::: Supplied material :::

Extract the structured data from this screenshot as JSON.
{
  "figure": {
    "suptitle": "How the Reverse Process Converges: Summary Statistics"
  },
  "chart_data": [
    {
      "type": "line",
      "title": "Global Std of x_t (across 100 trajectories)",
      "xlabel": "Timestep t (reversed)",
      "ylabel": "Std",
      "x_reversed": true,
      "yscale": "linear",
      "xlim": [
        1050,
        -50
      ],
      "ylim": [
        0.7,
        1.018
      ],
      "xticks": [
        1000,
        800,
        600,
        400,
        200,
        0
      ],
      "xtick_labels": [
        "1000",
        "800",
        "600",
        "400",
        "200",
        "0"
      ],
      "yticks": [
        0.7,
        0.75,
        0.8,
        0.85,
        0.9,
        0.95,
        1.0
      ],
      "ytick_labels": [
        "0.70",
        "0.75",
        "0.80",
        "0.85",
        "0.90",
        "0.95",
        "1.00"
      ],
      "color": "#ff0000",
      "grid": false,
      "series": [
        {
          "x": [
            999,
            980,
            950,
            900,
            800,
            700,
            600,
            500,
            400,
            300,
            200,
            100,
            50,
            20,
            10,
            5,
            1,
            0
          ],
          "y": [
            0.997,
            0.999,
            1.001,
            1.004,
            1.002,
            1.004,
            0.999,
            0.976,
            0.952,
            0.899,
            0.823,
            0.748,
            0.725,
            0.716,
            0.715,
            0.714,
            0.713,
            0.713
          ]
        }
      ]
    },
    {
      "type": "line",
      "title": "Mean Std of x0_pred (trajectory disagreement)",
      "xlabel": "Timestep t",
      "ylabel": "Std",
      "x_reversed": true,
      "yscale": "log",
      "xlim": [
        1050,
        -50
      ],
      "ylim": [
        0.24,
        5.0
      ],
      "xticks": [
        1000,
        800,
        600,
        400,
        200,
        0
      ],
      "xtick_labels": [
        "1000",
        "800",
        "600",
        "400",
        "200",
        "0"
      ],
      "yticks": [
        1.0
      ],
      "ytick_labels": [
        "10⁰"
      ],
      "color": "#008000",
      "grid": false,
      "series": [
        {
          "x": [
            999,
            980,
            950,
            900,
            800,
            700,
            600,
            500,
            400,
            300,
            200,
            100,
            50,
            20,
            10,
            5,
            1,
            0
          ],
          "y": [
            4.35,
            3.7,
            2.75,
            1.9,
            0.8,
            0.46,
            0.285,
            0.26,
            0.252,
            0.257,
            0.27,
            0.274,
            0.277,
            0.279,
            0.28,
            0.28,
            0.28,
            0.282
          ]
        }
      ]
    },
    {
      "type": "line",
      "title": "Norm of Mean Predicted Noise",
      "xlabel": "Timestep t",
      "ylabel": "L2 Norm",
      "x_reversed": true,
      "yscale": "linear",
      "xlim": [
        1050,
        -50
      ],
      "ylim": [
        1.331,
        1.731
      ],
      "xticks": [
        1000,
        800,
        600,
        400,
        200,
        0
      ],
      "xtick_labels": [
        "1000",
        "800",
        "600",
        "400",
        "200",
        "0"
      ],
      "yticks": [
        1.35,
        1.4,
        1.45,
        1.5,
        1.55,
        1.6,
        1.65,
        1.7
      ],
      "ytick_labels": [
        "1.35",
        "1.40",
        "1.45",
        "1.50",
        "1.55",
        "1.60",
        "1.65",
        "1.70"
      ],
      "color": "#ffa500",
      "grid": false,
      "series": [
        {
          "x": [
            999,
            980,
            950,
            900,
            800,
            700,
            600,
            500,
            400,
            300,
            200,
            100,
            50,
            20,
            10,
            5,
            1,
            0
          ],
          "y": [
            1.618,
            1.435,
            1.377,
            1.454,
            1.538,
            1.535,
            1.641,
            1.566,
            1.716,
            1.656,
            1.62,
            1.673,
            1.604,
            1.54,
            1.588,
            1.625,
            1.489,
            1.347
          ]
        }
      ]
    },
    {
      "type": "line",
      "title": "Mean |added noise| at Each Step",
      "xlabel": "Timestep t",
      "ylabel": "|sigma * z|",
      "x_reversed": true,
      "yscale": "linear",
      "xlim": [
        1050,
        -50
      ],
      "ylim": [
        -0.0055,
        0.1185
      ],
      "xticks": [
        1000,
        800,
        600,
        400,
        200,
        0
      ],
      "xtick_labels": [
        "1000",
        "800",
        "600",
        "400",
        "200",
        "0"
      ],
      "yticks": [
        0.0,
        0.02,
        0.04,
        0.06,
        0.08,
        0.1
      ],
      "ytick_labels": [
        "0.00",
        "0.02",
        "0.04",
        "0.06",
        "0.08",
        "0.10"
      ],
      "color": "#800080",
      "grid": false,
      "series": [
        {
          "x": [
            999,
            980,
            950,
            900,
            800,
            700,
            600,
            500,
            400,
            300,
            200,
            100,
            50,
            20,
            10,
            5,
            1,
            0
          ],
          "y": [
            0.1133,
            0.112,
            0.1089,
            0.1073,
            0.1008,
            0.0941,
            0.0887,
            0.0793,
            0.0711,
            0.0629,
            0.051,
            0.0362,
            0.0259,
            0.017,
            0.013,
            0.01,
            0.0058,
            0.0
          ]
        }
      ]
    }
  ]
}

:::

What to produce:
Faithfully transcribe the whole of the data.

Result for this task:
Extract the structured data from this screenshot as JSON.
{
  "figure": {
    "suptitle": "How the Reverse Process Converges: Summary Statistics"
  },
  "chart_data": [
    {
      "type": "line",
      "title": "Global Std of x_t (across 100 trajectories)",
      "xlabel": "Timestep t (reversed)",
      "ylabel": "Std",
      "x_reversed": true,
      "yscale": "linear",
      "xlim": [
        1050,
        -50
      ],
      "ylim": [
        0.7,
        1.018
      ],
      "xticks": [
        1000,
        800,
        600,
        400,
        200,
        0
      ],
      "xtick_labels": [
        "1000",
        "800",
        "600",
        "400",
        "200",
        "0"
      ],
      "yticks": [
        0.7,
        0.75,
        0.8,
        0.85,
        0.9,
        0.95,
        1.0
      ],
      "ytick_labels": [
        "0.70",
        "0.75",
        "0.80",
        "0.85",
        "0.90",
        "0.95",
        "1.00"
      ],
      "color": "#ff0000",
      "grid": false,
      "series": [
        {
          "x": [
            999,
            980,
            950,
            900,
            800,
            700,
            600,
            500,
            400,
            300,
            200,
            100,
            50,
            20,
            10,
            5,
            1,
            0
          ],
          "y": [
            0.997,
            0.999,
            1.001,
            1.004,
            1.002,
            1.004,
            0.999,
            0.976,
            0.952,
            0.899,
            0.823,
            0.748,
            0.725,
            0.716,
            0.715,
            0.714,
            0.713,
            0.713
          ]
        }
      ]
    },
    {
      "type": "line",
      "title": "Mean Std of x0_pred (trajectory disagreement)",
      "xlabel": "Timestep t",
      "ylabel": "Std",
      "x_reversed": true,
      "yscale": "log",
      "xlim": [
        1050,
        -50
      ],
      "ylim": [
        0.24,
        5.0
      ],
      "xticks": [
        1000,
        800,
        600,
        400,
        200,
        0
      ],
      "xtick_labels": [
        "1000",
        "800",
        "600",
        "400",
        "200",
        "0"
      ],
      "yticks": [
        1.0
      ],
      "ytick_labels": [
        "10⁰"
      ],
      "color": "#008000",
      "grid": false,
      "series": [
        {
          "x": [
            999,
            980,
            950,
            900,
            800,
            700,
            600,
            500,
            400,
            300,
            200,
            100,
            50,
            20,
            10,
            5,
            1,
            0
          ],
          "y": [
            4.35,
            3.7,
            2.75,
            1.9,
            0.8,
            0.46,
            0.285,
            0.26,
            0.252,
            0.257,
            0.27,
            0.274,
            0.277,
            0.279,
            0.28,
            0.28,
            0.28,
            0.282
          ]
        }
      ]
    },
    {
      "type": "line",
      "title": "Norm of Mean Predicted Noise",
      "xlabel": "Timestep t",
      "ylabel": "L2 Norm",
      "x_reversed": true,
      "yscale": "linear",
      "xlim": [
        1050,
        -50
      ],
      "ylim": [
        1.331,
        1.731
      ],
      "xticks": [
        1000,
        800,
        600,
        400,
        200,
        0
      ],
      "xtick_labels": [
        "1000",
        "800",
        "600",
        "400",
        "200",
        "0"
      ],
      "yticks": [
        1.35,
        1.4,
        1.45,
        1.5,
        1.55,
        1.6,
        1.65,
        1.7
      ],
      "ytick_labels": [
        "1.35",
        "1.40",
        "1.45",
        "1.50",
        "1.55",
        "1.60",
        "1.65",
        "1.70"
      ],
      "color": "#ffa500",
      "grid": false,
      "series": [
        {
          "x": [
            999,
            980,
            950,
            900,
            800,
            700,
            600,
            500,
            400,
            300,
            200,
            100,
            50,
            20,
            10,
            5,
            1,
            0
          ],
          "y": [
            1.618,
            1.435,
            1.377,
            1.454,
            1.538,
            1.535,
            1.641,
            1.566,
            1.716,
            1.656,
            1.62,
            1.673,
            1.604,
            1.54,
            1.588,
            1.625,
            1.489,
            1.347
          ]
        }
      ]
    },
    {
      "type": "line",
      "title": "Mean |added noise| at Each Step",
      "xlabel": "Timestep t",
      "ylabel": "|sigma * z|",
      "x_reversed": true,
      "yscale": "linear",
      "xlim": [
        1050,
        -50
      ],
      "ylim": [
        -0.0055,
        0.1185
      ],
      "xticks": [
        1000,
        800,
        600,
        400,
        200,
        0
      ],
      "xtick_labels": [
        "1000",
        "800",
        "600",
        "400",
        "200",
        "0"
      ],
      "yticks": [
        0.0,
        0.02,
        0.04,
        0.06,
        0.08,
        0.1
      ],
      "ytick_labels": [
        "0.00",
        "0.02",
        "0.04",
        "0.06",
        "0.08",
        "0.10"
      ],
      "color": "#800080",
      "grid": false,
      "series": [
        {
          "x": [
            999,
            980,
            950,
            900,
            800,
            700,
            600,
            500,
            400,
            300,
            200,
            100,
            50,
            20,
            10,
            5,
            1,
            0
          ],
          "y": [
            0.1133,
            0.112,
            0.1089,
            0.1073,
            0.1008,
            0.0941,
            0.0887,
            0.0793,
            0.0711,
            0.0629,
            0.051,
            0.0362,
            0.0259,
            0.017,
            0.013,
            0.01,
            0.0058,
            0.0
          ]
        }
      ]
    }
  ]
}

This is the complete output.